▶ _DIRECTIONS FOR THIS TASK_
Go through the records underneath and count the lines that include the string "arrow". Give nothing but the number.

Collected data entries
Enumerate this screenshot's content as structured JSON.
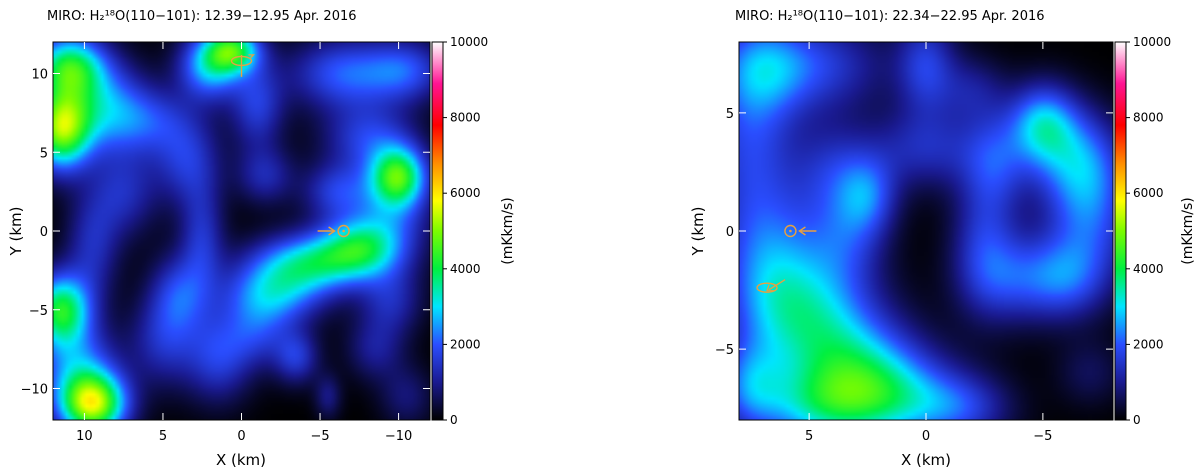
{
  "chart_data": [
    {
      "type": "heatmap",
      "title": "MIRO: H₂¹⁸O(110−101): 12.39−12.95 Apr. 2016",
      "xlabel": "X (km)",
      "ylabel": "Y (km)",
      "xlim": [
        12,
        -12
      ],
      "ylim": [
        -12,
        12
      ],
      "x_ticks": [
        10,
        5,
        0,
        -5,
        -10
      ],
      "y_ticks": [
        10,
        5,
        0,
        -5,
        -10
      ],
      "x_tick_labels": [
        "10",
        "5",
        "0",
        "−5",
        "−10"
      ],
      "y_tick_labels": [
        "10",
        "5",
        "0",
        "−5",
        "−10"
      ],
      "colorbar": {
        "label": "(mKkm/s)",
        "range": [
          0,
          10000
        ],
        "ticks": [
          0,
          2000,
          4000,
          6000,
          8000,
          10000
        ],
        "tick_labels": [
          "0",
          "2000",
          "4000",
          "6000",
          "8000",
          "10000"
        ]
      },
      "blobs": [
        {
          "x": 11.5,
          "y": 6.5,
          "value": 4700,
          "sx": 1.3,
          "sy": 1.8
        },
        {
          "x": 11.0,
          "y": 10.5,
          "value": 3600,
          "sx": 1.6,
          "sy": 1.4
        },
        {
          "x": 9.0,
          "y": 8.0,
          "value": 2200,
          "sx": 2.0,
          "sy": 2.0
        },
        {
          "x": 2.0,
          "y": 10.5,
          "value": 2800,
          "sx": 1.4,
          "sy": 1.5
        },
        {
          "x": 0.5,
          "y": 11.5,
          "value": 3400,
          "sx": 1.2,
          "sy": 1.0
        },
        {
          "x": -1.0,
          "y": 8.0,
          "value": 1600,
          "sx": 1.2,
          "sy": 2.0
        },
        {
          "x": -6.5,
          "y": 10.0,
          "value": 2000,
          "sx": 2.4,
          "sy": 1.6
        },
        {
          "x": -10.5,
          "y": 10.2,
          "value": 1700,
          "sx": 1.8,
          "sy": 1.4
        },
        {
          "x": 6.0,
          "y": 7.0,
          "value": 1400,
          "sx": 2.0,
          "sy": 1.5
        },
        {
          "x": 3.5,
          "y": 4.5,
          "value": 1500,
          "sx": 1.5,
          "sy": 2.0
        },
        {
          "x": 7.5,
          "y": 2.5,
          "value": 1300,
          "sx": 1.5,
          "sy": 2.0
        },
        {
          "x": 9.5,
          "y": -1.0,
          "value": 1300,
          "sx": 1.2,
          "sy": 2.5
        },
        {
          "x": 2.5,
          "y": -0.5,
          "value": 1400,
          "sx": 1.0,
          "sy": 2.5
        },
        {
          "x": -1.5,
          "y": 3.5,
          "value": 1200,
          "sx": 1.3,
          "sy": 1.3
        },
        {
          "x": -10.0,
          "y": 3.5,
          "value": 3400,
          "sx": 1.2,
          "sy": 1.3
        },
        {
          "x": -9.5,
          "y": 1.5,
          "value": 1800,
          "sx": 1.8,
          "sy": 2.5
        },
        {
          "x": -8.0,
          "y": 6.0,
          "value": 1500,
          "sx": 2.0,
          "sy": 1.5
        },
        {
          "x": -4.5,
          "y": -2.0,
          "value": 3000,
          "sx": 2.6,
          "sy": 1.3
        },
        {
          "x": -7.5,
          "y": -1.0,
          "value": 2600,
          "sx": 1.8,
          "sy": 1.3
        },
        {
          "x": -2.0,
          "y": -4.0,
          "value": 2400,
          "sx": 2.2,
          "sy": 1.4
        },
        {
          "x": -6.0,
          "y": 2.5,
          "value": 1500,
          "sx": 1.5,
          "sy": 1.3
        },
        {
          "x": 11.5,
          "y": -5.0,
          "value": 4000,
          "sx": 1.3,
          "sy": 1.6
        },
        {
          "x": 9.5,
          "y": -11.0,
          "value": 5300,
          "sx": 1.5,
          "sy": 1.4
        },
        {
          "x": 10.5,
          "y": -8.5,
          "value": 2000,
          "sx": 1.8,
          "sy": 1.8
        },
        {
          "x": 5.0,
          "y": -7.0,
          "value": 1300,
          "sx": 1.5,
          "sy": 2.0
        },
        {
          "x": 4.0,
          "y": -4.0,
          "value": 1600,
          "sx": 1.3,
          "sy": 1.8
        },
        {
          "x": 1.5,
          "y": -8.0,
          "value": 1600,
          "sx": 1.5,
          "sy": 2.0
        },
        {
          "x": -1.0,
          "y": -6.5,
          "value": 1300,
          "sx": 1.5,
          "sy": 1.5
        },
        {
          "x": -3.5,
          "y": -8.0,
          "value": 1500,
          "sx": 1.0,
          "sy": 1.2
        },
        {
          "x": -5.5,
          "y": -10.5,
          "value": 900,
          "sx": 0.6,
          "sy": 1.0
        },
        {
          "x": -9.5,
          "y": -4.5,
          "value": 1200,
          "sx": 1.4,
          "sy": 1.5
        },
        {
          "x": -8.5,
          "y": -7.5,
          "value": 1000,
          "sx": 1.3,
          "sy": 1.4
        },
        {
          "x": -10.5,
          "y": -10.5,
          "value": 800,
          "sx": 1.2,
          "sy": 1.4
        }
      ],
      "markers": [
        {
          "kind": "sun-symbol",
          "x": -6.5,
          "y": 0.0,
          "arrow": "from-left"
        },
        {
          "kind": "spin-axis",
          "x": 0.0,
          "y": 10.8,
          "arrow": "up"
        }
      ]
    },
    {
      "type": "heatmap",
      "title": "MIRO: H₂¹⁸O(110−101): 22.34−22.95 Apr. 2016",
      "xlabel": "X (km)",
      "ylabel": "Y (km)",
      "xlim": [
        8,
        -8
      ],
      "ylim": [
        -8,
        8
      ],
      "x_ticks": [
        5,
        0,
        -5
      ],
      "y_ticks": [
        5,
        0,
        -5
      ],
      "x_tick_labels": [
        "5",
        "0",
        "−5"
      ],
      "y_tick_labels": [
        "5",
        "0",
        "−5"
      ],
      "colorbar": {
        "label": "(mKkm/s)",
        "range": [
          0,
          10000
        ],
        "ticks": [
          0,
          2000,
          4000,
          6000,
          8000,
          10000
        ],
        "tick_labels": [
          "0",
          "2000",
          "4000",
          "6000",
          "8000",
          "10000"
        ]
      },
      "blobs": [
        {
          "x": 7.5,
          "y": 4.0,
          "value": 1700,
          "sx": 1.4,
          "sy": 3.0
        },
        {
          "x": 6.5,
          "y": -1.5,
          "value": 2000,
          "sx": 1.6,
          "sy": 2.2
        },
        {
          "x": 5.0,
          "y": -3.5,
          "value": 2000,
          "sx": 2.0,
          "sy": 1.6
        },
        {
          "x": 3.5,
          "y": -5.5,
          "value": 2200,
          "sx": 2.0,
          "sy": 1.5
        },
        {
          "x": 1.5,
          "y": -7.0,
          "value": 2400,
          "sx": 2.0,
          "sy": 1.4
        },
        {
          "x": 4.5,
          "y": -7.5,
          "value": 2300,
          "sx": 2.0,
          "sy": 1.2
        },
        {
          "x": 7.5,
          "y": -6.5,
          "value": 1800,
          "sx": 1.0,
          "sy": 1.3
        },
        {
          "x": -1.5,
          "y": -7.5,
          "value": 1400,
          "sx": 1.5,
          "sy": 1.0
        },
        {
          "x": 4.5,
          "y": 7.0,
          "value": 1500,
          "sx": 2.0,
          "sy": 1.4
        },
        {
          "x": 7.0,
          "y": 7.0,
          "value": 1400,
          "sx": 1.4,
          "sy": 1.4
        },
        {
          "x": 0.0,
          "y": 7.0,
          "value": 1600,
          "sx": 0.9,
          "sy": 1.5
        },
        {
          "x": 2.5,
          "y": 1.5,
          "value": 1700,
          "sx": 0.9,
          "sy": 1.2
        },
        {
          "x": 4.0,
          "y": 2.5,
          "value": 1200,
          "sx": 1.2,
          "sy": 1.5
        },
        {
          "x": 3.5,
          "y": -0.5,
          "value": 1300,
          "sx": 1.2,
          "sy": 1.5
        },
        {
          "x": 0.0,
          "y": 3.5,
          "value": 1300,
          "sx": 1.8,
          "sy": 1.2
        },
        {
          "x": -3.0,
          "y": 3.0,
          "value": 1400,
          "sx": 1.0,
          "sy": 1.5
        },
        {
          "x": -2.5,
          "y": -0.5,
          "value": 1400,
          "sx": 1.0,
          "sy": 2.0
        },
        {
          "x": -4.0,
          "y": -2.0,
          "value": 1500,
          "sx": 1.5,
          "sy": 1.3
        },
        {
          "x": -5.0,
          "y": 4.5,
          "value": 2600,
          "sx": 1.0,
          "sy": 1.2
        },
        {
          "x": -6.5,
          "y": 3.0,
          "value": 1900,
          "sx": 1.3,
          "sy": 1.5
        },
        {
          "x": -7.0,
          "y": 0.5,
          "value": 1800,
          "sx": 1.3,
          "sy": 2.0
        },
        {
          "x": -6.0,
          "y": -2.0,
          "value": 1300,
          "sx": 1.2,
          "sy": 1.2
        },
        {
          "x": -7.0,
          "y": -6.0,
          "value": 600,
          "sx": 1.0,
          "sy": 1.0
        },
        {
          "x": -2.0,
          "y": 6.0,
          "value": 900,
          "sx": 1.0,
          "sy": 1.0
        }
      ],
      "markers": [
        {
          "kind": "sun-symbol",
          "x": 5.8,
          "y": 0.0,
          "arrow": "from-right"
        },
        {
          "kind": "spin-axis",
          "x": 6.8,
          "y": -2.4,
          "arrow": "up-right"
        }
      ]
    }
  ]
}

▶ _ANSWER TO THIS PROBLEM_
4